● Exercise objective: Each line that follows is to be retyped exactly.

● Entries provided:

____

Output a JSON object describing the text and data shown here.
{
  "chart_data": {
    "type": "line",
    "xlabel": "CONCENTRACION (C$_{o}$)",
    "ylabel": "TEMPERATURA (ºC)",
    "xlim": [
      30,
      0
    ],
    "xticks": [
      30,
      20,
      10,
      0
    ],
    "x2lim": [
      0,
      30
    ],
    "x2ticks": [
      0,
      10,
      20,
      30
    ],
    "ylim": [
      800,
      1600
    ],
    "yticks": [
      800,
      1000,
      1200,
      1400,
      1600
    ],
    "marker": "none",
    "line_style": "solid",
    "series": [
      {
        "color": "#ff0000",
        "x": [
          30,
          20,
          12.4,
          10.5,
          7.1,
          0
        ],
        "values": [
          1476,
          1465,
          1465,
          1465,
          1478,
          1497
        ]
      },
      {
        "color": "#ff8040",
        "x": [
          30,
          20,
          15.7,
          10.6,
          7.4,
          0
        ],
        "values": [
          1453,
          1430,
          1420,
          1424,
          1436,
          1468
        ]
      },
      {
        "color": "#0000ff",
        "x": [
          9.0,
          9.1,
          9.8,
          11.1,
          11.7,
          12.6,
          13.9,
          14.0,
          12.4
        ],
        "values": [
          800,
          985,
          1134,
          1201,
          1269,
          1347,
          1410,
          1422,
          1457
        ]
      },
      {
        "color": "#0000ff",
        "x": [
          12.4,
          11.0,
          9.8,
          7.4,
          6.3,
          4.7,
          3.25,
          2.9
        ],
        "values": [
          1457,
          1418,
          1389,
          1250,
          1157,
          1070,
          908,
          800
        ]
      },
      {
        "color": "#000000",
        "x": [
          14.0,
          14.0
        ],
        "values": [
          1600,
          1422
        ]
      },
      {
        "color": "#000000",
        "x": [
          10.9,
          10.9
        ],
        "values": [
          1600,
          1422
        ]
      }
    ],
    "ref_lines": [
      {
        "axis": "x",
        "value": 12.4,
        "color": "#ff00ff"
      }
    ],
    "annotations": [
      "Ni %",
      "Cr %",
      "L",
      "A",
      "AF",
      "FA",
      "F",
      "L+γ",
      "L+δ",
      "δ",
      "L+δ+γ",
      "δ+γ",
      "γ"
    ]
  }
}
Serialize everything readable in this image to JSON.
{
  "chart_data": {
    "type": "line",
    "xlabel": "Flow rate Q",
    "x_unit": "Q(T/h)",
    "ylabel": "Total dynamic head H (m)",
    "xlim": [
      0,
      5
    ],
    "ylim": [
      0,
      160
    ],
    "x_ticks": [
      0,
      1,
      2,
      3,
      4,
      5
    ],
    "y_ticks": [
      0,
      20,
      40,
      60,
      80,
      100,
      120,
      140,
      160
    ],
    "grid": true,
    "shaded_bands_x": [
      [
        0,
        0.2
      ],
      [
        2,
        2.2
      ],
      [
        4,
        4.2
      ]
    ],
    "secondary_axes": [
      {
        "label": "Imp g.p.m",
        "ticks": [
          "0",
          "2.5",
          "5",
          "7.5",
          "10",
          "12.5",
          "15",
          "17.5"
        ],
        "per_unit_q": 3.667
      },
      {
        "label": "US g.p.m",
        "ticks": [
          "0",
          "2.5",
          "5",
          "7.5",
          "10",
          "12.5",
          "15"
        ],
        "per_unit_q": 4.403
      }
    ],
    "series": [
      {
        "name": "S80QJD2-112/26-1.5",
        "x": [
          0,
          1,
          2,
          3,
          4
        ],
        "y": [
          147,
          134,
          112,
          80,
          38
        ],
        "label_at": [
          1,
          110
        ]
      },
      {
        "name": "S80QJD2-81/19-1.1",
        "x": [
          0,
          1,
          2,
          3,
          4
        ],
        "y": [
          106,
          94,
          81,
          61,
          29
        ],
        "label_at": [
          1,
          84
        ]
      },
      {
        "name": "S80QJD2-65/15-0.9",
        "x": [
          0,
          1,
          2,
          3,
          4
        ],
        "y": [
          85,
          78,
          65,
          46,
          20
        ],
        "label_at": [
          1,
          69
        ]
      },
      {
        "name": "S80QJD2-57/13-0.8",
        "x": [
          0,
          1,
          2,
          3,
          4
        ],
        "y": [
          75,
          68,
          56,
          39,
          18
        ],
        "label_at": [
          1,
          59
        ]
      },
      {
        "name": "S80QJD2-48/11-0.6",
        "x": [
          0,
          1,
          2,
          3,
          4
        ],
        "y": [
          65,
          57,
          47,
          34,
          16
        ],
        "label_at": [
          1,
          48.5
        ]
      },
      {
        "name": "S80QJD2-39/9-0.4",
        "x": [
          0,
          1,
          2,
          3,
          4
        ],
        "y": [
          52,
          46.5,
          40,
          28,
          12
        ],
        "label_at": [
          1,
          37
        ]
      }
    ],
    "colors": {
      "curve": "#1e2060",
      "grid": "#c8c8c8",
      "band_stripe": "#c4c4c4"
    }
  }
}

____

● Completed task:
Output a JSON object describing the text and data shown here.
{
  "chart_data": {
    "type": "line",
    "xlabel": "CONCENTRACION (C$_{o}$)",
    "ylabel": "TEMPERATURA (ºC)",
    "xlim": [
      30,
      0
    ],
    "xticks": [
      30,
      20,
      10,
      0
    ],
    "x2lim": [
      0,
      30
    ],
    "x2ticks": [
      0,
      10,
      20,
      30
    ],
    "ylim": [
      800,
      1600
    ],
    "yticks": [
      800,
      1000,
      1200,
      1400,
      1600
    ],
    "marker": "none",
    "line_style": "solid",
    "series": [
      {
        "color": "#ff0000",
        "x": [
          30,
          20,
          12.4,
          10.5,
          7.1,
          0
        ],
        "values": [
          1476,
          1465,
          1465,
          1465,
          1478,
          1497
        ]
      },
      {
        "color": "#ff8040",
        "x": [
          30,
          20,
          15.7,
          10.6,
          7.4,
          0
        ],
        "values": [
          1453,
          1430,
          1420,
          1424,
          1436,
          1468
        ]
      },
      {
        "color": "#0000ff",
        "x": [
          9.0,
          9.1,
          9.8,
          11.1,
          11.7,
          12.6,
          13.9,
          14.0,
          12.4
        ],
        "values": [
          800,
          985,
          1134,
          1201,
          1269,
          1347,
          1410,
          1422,
          1457
        ]
      },
      {
        "color": "#0000ff",
        "x": [
          12.4,
          11.0,
          9.8,
          7.4,
          6.3,
          4.7,
          3.25,
          2.9
        ],
        "values": [
          1457,
          1418,
          1389,
          1250,
          1157,
          1070,
          908,
          800
        ]
      },
      {
        "color": "#000000",
        "x": [
          14.0,
          14.0
        ],
        "values": [
          1600,
          1422
        ]
      },
      {
        "color": "#000000",
        "x": [
          10.9,
          10.9
        ],
        "values": [
          1600,
          1422
        ]
      }
    ],
    "ref_lines": [
      {
        "axis": "x",
        "value": 12.4,
        "color": "#ff00ff"
      }
    ],
    "annotations": [
      "Ni %",
      "Cr %",
      "L",
      "A",
      "AF",
      "FA",
      "F",
      "L+γ",
      "L+δ",
      "δ",
      "L+δ+γ",
      "δ+γ",
      "γ"
    ]
  }
}
Serialize everything readable in this image to JSON.
{
  "chart_data": {
    "type": "line",
    "xlabel": "Flow rate Q",
    "x_unit": "Q(T/h)",
    "ylabel": "Total dynamic head H (m)",
    "xlim": [
      0,
      5
    ],
    "ylim": [
      0,
      160
    ],
    "x_ticks": [
      0,
      1,
      2,
      3,
      4,
      5
    ],
    "y_ticks": [
      0,
      20,
      40,
      60,
      80,
      100,
      120,
      140,
      160
    ],
    "grid": true,
    "shaded_bands_x": [
      [
        0,
        0.2
      ],
      [
        2,
        2.2
      ],
      [
        4,
        4.2
      ]
    ],
    "secondary_axes": [
      {
        "label": "Imp g.p.m",
        "ticks": [
          "0",
          "2.5",
          "5",
          "7.5",
          "10",
          "12.5",
          "15",
          "17.5"
        ],
        "per_unit_q": 3.667
      },
      {
        "label": "US g.p.m",
        "ticks": [
          "0",
          "2.5",
          "5",
          "7.5",
          "10",
          "12.5",
          "15"
        ],
        "per_unit_q": 4.403
      }
    ],
    "series": [
      {
        "name": "S80QJD2-112/26-1.5",
        "x": [
          0,
          1,
          2,
          3,
          4
        ],
        "y": [
          147,
          134,
          112,
          80,
          38
        ],
        "label_at": [
          1,
          110
        ]
      },
      {
        "name": "S80QJD2-81/19-1.1",
        "x": [
          0,
          1,
          2,
          3,
          4
        ],
        "y": [
          106,
          94,
          81,
          61,
          29
        ],
        "label_at": [
          1,
          84
        ]
      },
      {
        "name": "S80QJD2-65/15-0.9",
        "x": [
          0,
          1,
          2,
          3,
          4
        ],
        "y": [
          85,
          78,
          65,
          46,
          20
        ],
        "label_at": [
          1,
          69
        ]
      },
      {
        "name": "S80QJD2-57/13-0.8",
        "x": [
          0,
          1,
          2,
          3,
          4
        ],
        "y": [
          75,
          68,
          56,
          39,
          18
        ],
        "label_at": [
          1,
          59
        ]
      },
      {
        "name": "S80QJD2-48/11-0.6",
        "x": [
          0,
          1,
          2,
          3,
          4
        ],
        "y": [
          65,
          57,
          47,
          34,
          16
        ],
        "label_at": [
          1,
          48.5
        ]
      },
      {
        "name": "S80QJD2-39/9-0.4",
        "x": [
          0,
          1,
          2,
          3,
          4
        ],
        "y": [
          52,
          46.5,
          40,
          28,
          12
        ],
        "label_at": [
          1,
          37
        ]
      }
    ],
    "colors": {
      "curve": "#1e2060",
      "grid": "#c8c8c8",
      "band_stripe": "#c4c4c4"
    }
  }
}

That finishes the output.